Exercise aim =>
In the entries below, identify every line with the string "media" and copy it.

START Available data

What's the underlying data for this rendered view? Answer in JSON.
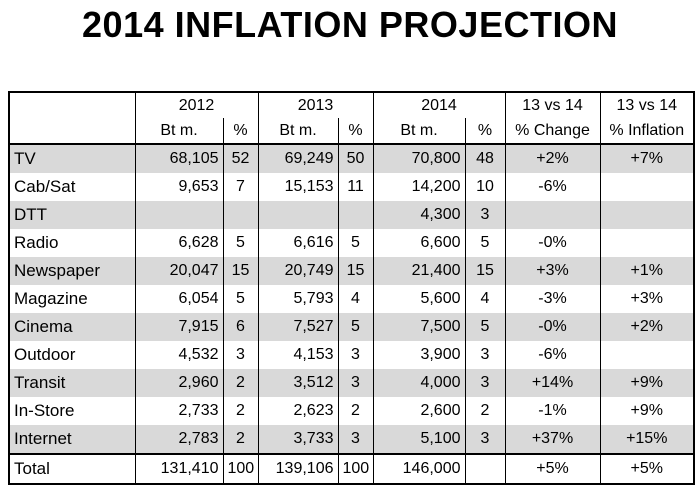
{
  "title": "2014 INFLATION PROJECTION",
  "header": {
    "year_2012": "2012",
    "year_2013": "2013",
    "year_2014": "2014",
    "change_top": "13 vs 14",
    "inflation_top": "13 vs 14",
    "btm_2012": "Bt m.",
    "pct_2012": "%",
    "btm_2013": "Bt m.",
    "pct_2013": "%",
    "btm_2014": "Bt m.",
    "pct_2014": "%",
    "change_sub": "% Change",
    "inflation_sub": "% Inflation"
  },
  "rows": [
    {
      "media": "TV",
      "v2012": "68,105",
      "p2012": "52",
      "v2013": "69,249",
      "p2013": "50",
      "v2014": "70,800",
      "p2014": "48",
      "change": "+2%",
      "inflation": "+7%"
    },
    {
      "media": "Cab/Sat",
      "v2012": "9,653",
      "p2012": "7",
      "v2013": "15,153",
      "p2013": "11",
      "v2014": "14,200",
      "p2014": "10",
      "change": "-6%",
      "inflation": ""
    },
    {
      "media": "DTT",
      "v2012": "",
      "p2012": "",
      "v2013": "",
      "p2013": "",
      "v2014": "4,300",
      "p2014": "3",
      "change": "",
      "inflation": ""
    },
    {
      "media": "Radio",
      "v2012": "6,628",
      "p2012": "5",
      "v2013": "6,616",
      "p2013": "5",
      "v2014": "6,600",
      "p2014": "5",
      "change": "-0%",
      "inflation": ""
    },
    {
      "media": "Newspaper",
      "v2012": "20,047",
      "p2012": "15",
      "v2013": "20,749",
      "p2013": "15",
      "v2014": "21,400",
      "p2014": "15",
      "change": "+3%",
      "inflation": "+1%"
    },
    {
      "media": "Magazine",
      "v2012": "6,054",
      "p2012": "5",
      "v2013": "5,793",
      "p2013": "4",
      "v2014": "5,600",
      "p2014": "4",
      "change": "-3%",
      "inflation": "+3%"
    },
    {
      "media": "Cinema",
      "v2012": "7,915",
      "p2012": "6",
      "v2013": "7,527",
      "p2013": "5",
      "v2014": "7,500",
      "p2014": "5",
      "change": "-0%",
      "inflation": "+2%"
    },
    {
      "media": "Outdoor",
      "v2012": "4,532",
      "p2012": "3",
      "v2013": "4,153",
      "p2013": "3",
      "v2014": "3,900",
      "p2014": "3",
      "change": "-6%",
      "inflation": ""
    },
    {
      "media": "Transit",
      "v2012": "2,960",
      "p2012": "2",
      "v2013": "3,512",
      "p2013": "3",
      "v2014": "4,000",
      "p2014": "3",
      "change": "+14%",
      "inflation": "+9%"
    },
    {
      "media": "In-Store",
      "v2012": "2,733",
      "p2012": "2",
      "v2013": "2,623",
      "p2013": "2",
      "v2014": "2,600",
      "p2014": "2",
      "change": "-1%",
      "inflation": "+9%"
    },
    {
      "media": "Internet",
      "v2012": "2,783",
      "p2012": "2",
      "v2013": "3,733",
      "p2013": "3",
      "v2014": "5,100",
      "p2014": "3",
      "change": "+37%",
      "inflation": "+15%"
    }
  ],
  "total": {
    "media": "Total",
    "v2012": "131,410",
    "p2012": "100",
    "v2013": "139,106",
    "p2013": "100",
    "v2014": "146,000",
    "p2014": "",
    "change": "+5%",
    "inflation": "+5%"
  },
  "colors": {
    "shade": "#d9d9d9",
    "border": "#000000"
  }
}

END Available data

Output of the task =>
      "media": "TV",
      "media": "Cab/Sat",
      "media": "DTT",
      "media": "Radio",
      "media": "Newspaper",
      "media": "Magazine",
      "media": "Cinema",
      "media": "Outdoor",
      "media": "Transit",
      "media": "In-Store",
      "media": "Internet",
    "media": "Total",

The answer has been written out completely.